> **What you will do**:
Please update the items from the start up to and including the line with "The third differential receiver 306 is" by replacing "electrical schematic" with "circuit diagram", and change nothing else.
— start Stored data —
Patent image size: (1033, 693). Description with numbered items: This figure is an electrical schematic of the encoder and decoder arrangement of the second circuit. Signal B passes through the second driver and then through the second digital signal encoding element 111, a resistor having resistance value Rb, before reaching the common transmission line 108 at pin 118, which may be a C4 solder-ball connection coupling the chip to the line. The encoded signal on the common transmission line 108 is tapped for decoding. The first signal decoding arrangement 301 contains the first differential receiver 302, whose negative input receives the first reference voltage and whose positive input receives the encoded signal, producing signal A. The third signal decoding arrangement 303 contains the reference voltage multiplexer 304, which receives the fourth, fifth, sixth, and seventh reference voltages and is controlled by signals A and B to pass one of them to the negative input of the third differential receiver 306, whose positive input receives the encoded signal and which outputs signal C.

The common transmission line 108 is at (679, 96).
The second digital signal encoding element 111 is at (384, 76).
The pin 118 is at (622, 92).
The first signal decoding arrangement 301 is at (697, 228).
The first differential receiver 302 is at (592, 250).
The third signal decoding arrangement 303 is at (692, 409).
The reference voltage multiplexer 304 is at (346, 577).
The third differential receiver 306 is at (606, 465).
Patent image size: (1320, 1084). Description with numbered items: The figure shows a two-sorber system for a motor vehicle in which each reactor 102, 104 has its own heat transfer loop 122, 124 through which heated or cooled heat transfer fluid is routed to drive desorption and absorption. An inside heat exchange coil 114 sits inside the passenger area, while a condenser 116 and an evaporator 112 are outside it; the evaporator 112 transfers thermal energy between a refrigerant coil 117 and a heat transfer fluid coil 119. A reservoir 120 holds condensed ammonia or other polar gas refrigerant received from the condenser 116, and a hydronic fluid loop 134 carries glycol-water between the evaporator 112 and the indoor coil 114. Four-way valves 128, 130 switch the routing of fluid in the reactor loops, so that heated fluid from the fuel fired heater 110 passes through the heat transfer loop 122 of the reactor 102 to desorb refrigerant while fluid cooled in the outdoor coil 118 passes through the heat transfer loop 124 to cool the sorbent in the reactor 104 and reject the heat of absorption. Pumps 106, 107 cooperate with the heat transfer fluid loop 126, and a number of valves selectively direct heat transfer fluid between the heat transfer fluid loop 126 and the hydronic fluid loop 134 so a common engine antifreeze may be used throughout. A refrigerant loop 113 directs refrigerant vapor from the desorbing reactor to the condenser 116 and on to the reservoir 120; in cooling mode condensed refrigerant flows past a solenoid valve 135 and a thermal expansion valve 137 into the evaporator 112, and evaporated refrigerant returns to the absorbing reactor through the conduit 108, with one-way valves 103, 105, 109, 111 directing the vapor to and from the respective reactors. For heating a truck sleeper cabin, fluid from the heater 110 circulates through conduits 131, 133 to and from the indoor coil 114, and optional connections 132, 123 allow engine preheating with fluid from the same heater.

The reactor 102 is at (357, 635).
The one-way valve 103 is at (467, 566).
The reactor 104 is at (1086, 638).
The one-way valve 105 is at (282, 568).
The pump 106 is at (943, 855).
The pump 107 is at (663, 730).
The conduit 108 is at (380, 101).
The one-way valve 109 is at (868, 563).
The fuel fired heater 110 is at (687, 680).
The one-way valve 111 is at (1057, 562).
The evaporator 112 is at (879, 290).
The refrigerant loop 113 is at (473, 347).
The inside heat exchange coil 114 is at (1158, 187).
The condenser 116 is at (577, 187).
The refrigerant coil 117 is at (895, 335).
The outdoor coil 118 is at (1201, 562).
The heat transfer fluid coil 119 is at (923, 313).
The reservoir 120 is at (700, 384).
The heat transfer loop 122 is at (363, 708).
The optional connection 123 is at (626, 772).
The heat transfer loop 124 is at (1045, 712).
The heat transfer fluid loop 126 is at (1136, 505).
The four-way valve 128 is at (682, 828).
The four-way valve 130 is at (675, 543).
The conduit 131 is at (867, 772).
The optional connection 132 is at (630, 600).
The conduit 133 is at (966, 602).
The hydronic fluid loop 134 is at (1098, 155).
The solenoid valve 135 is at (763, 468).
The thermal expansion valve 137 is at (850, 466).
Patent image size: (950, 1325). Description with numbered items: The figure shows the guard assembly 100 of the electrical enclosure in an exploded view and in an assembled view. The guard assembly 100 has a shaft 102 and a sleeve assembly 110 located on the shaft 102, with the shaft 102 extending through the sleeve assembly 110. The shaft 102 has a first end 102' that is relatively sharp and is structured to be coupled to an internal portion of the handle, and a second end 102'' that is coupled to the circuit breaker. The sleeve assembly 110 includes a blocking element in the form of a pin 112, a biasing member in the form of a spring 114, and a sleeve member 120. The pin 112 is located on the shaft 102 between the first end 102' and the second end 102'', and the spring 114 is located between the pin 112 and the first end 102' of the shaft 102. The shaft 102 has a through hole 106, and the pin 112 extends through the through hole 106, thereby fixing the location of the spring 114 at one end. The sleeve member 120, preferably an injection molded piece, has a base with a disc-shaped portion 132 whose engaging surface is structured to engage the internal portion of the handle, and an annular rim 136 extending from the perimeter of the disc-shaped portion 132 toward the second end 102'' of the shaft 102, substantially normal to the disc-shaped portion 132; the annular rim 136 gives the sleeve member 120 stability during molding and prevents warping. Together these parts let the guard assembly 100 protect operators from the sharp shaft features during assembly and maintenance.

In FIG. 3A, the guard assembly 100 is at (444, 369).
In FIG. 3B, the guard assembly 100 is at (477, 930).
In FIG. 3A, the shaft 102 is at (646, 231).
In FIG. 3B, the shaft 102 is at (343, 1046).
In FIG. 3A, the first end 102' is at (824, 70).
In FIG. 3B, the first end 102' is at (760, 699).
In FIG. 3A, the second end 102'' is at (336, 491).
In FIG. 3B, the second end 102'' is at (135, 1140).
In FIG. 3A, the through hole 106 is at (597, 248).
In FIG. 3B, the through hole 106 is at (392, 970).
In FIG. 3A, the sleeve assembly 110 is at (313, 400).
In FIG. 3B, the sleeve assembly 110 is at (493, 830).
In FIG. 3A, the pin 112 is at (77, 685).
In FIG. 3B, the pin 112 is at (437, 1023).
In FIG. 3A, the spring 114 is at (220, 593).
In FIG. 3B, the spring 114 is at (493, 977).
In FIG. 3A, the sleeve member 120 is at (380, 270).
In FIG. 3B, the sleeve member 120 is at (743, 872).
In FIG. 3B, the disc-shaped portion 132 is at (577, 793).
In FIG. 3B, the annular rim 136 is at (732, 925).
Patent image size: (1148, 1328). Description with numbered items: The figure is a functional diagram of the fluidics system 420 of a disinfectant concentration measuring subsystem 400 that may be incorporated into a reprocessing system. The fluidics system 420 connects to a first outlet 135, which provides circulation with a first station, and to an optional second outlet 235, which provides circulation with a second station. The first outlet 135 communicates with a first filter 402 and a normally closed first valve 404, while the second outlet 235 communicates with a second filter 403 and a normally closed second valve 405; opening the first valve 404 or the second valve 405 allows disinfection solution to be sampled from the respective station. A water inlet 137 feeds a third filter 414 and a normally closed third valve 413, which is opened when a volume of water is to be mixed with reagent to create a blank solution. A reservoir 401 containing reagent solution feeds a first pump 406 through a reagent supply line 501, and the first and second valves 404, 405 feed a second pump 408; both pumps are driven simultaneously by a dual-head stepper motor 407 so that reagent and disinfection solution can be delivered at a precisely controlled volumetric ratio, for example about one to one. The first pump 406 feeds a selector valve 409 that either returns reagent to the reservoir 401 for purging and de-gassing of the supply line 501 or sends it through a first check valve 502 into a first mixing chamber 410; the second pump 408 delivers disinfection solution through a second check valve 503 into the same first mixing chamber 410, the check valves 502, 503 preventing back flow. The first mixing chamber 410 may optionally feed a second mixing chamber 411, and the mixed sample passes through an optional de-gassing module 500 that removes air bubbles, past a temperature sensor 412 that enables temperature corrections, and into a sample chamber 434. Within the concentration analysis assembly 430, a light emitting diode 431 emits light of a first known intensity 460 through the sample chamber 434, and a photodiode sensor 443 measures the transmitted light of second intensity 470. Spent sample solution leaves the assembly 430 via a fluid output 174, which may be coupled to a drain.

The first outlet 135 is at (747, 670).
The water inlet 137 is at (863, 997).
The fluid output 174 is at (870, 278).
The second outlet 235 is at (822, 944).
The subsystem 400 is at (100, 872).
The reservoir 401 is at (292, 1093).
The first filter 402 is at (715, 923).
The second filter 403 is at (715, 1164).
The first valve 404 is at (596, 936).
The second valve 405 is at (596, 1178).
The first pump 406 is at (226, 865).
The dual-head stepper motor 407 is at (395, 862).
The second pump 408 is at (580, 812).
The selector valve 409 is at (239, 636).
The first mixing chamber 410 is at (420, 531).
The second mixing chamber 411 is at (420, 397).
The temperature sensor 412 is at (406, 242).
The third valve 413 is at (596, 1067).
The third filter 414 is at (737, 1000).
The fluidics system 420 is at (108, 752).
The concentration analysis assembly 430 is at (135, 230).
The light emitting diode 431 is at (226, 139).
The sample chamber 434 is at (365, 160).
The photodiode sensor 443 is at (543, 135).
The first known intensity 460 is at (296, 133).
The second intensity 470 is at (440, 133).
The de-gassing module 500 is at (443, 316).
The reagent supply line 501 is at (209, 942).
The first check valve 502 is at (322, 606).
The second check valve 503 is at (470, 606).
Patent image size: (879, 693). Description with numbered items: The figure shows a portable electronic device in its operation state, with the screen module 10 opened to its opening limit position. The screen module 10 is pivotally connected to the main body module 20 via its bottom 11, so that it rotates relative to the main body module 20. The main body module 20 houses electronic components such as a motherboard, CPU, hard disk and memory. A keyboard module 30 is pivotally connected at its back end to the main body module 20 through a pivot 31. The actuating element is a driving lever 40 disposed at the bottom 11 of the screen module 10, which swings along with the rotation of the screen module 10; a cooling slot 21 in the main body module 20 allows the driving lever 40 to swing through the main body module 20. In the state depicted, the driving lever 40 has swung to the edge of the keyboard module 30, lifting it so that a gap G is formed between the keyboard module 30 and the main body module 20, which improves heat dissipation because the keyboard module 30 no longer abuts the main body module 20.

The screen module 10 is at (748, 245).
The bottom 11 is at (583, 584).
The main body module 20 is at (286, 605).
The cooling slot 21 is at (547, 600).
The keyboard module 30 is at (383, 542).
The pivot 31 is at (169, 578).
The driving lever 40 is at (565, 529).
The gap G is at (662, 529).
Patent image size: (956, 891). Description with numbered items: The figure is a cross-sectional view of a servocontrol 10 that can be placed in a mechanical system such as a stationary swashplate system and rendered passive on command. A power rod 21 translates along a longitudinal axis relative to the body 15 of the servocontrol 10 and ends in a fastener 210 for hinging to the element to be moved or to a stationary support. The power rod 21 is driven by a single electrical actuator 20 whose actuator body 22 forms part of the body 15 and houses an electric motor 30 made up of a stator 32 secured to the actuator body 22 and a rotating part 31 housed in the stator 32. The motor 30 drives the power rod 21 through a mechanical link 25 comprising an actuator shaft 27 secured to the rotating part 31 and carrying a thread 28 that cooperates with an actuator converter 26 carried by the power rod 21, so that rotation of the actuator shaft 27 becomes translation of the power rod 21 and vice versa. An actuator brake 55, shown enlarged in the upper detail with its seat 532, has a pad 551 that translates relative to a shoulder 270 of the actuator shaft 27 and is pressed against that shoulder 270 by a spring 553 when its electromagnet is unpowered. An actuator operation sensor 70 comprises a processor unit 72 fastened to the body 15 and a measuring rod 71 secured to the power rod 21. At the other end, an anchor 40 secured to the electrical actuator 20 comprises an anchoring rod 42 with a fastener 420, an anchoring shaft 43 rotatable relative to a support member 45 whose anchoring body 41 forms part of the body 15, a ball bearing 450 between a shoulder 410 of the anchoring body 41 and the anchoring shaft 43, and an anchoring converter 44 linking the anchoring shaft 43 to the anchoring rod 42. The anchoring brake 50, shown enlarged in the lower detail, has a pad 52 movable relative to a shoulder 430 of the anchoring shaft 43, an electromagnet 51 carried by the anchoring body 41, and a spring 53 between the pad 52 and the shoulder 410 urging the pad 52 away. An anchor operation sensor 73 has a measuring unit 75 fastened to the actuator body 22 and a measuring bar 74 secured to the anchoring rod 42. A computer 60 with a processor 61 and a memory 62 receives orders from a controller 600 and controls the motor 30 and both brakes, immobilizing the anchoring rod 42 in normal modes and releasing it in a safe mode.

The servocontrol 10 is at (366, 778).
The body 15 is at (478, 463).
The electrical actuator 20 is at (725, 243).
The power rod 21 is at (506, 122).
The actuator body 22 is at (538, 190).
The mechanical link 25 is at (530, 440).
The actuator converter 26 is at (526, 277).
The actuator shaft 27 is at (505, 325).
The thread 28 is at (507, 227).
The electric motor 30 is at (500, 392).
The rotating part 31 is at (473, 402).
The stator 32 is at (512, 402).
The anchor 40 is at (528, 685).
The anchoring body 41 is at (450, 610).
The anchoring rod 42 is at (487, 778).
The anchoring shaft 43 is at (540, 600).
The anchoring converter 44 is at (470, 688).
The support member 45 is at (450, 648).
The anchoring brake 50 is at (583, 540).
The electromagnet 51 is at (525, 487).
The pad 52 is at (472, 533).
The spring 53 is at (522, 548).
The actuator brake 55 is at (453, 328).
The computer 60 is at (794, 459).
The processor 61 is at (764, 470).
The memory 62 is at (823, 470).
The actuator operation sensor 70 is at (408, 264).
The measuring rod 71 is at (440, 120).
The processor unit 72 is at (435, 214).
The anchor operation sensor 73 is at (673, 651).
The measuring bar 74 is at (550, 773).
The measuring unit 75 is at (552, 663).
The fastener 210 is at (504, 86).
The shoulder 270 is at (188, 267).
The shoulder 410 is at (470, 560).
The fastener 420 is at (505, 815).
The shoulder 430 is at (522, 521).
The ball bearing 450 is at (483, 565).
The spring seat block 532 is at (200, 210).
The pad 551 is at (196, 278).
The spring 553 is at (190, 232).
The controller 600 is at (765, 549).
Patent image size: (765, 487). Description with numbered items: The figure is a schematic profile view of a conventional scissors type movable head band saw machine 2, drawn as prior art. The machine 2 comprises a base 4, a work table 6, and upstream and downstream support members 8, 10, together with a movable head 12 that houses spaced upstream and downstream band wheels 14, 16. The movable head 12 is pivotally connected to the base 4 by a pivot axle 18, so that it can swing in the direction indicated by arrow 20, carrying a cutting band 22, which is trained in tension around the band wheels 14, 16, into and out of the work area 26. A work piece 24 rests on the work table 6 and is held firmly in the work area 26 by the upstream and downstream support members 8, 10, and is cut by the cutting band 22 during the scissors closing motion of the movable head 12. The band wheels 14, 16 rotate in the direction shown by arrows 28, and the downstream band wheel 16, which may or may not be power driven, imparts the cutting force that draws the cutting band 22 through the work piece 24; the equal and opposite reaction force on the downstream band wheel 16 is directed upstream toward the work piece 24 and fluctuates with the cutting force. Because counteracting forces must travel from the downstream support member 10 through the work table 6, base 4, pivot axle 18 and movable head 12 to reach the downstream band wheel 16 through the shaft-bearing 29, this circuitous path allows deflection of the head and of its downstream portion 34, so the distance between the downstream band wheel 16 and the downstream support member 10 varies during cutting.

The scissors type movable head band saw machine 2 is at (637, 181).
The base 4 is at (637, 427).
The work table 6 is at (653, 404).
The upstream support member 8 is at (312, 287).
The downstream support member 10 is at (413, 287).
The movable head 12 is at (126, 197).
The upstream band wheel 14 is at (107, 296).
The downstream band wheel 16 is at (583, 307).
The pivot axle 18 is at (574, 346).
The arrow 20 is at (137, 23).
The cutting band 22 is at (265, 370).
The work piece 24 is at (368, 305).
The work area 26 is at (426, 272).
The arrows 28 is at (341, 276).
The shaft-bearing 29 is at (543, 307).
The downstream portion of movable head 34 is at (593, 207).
— end Stored data —
> **Written reply**:
Patent image size: (1033, 693). Description with numbered items: This figure is an circuit diagram of the encoder and decoder arrangement of the second circuit. Signal B passes through the second driver and then through the second digital signal encoding element 111, a resistor having resistance value Rb, before reaching the common transmission line 108 at pin 118, which may be a C4 solder-ball connection coupling the chip to the line. The encoded signal on the common transmission line 108 is tapped for decoding. The first signal decoding arrangement 301 contains the first differential receiver 302, whose negative input receives the first reference voltage and whose positive input receives the encoded signal, producing signal A. The third signal decoding arrangement 303 contains the reference voltage multiplexer 304, which receives the fourth, fifth, sixth, and seventh reference voltages and is controlled by signals A and B to pass one of them to the negative input of the third differential receiver 306, whose positive input receives the encoded signal and which outputs signal C.

The common transmission line 108 is at (679, 96).
The second digital signal encoding element 111 is at (384, 76).
The pin 118 is at (622, 92).
The first signal decoding arrangement 301 is at (697, 228).
The first differential receiver 302 is at (592, 250).
The third signal decoding arrangement 303 is at (692, 409).
The reference voltage multiplexer 304 is at (346, 577).
The third differential receiver 306 is at (606, 465).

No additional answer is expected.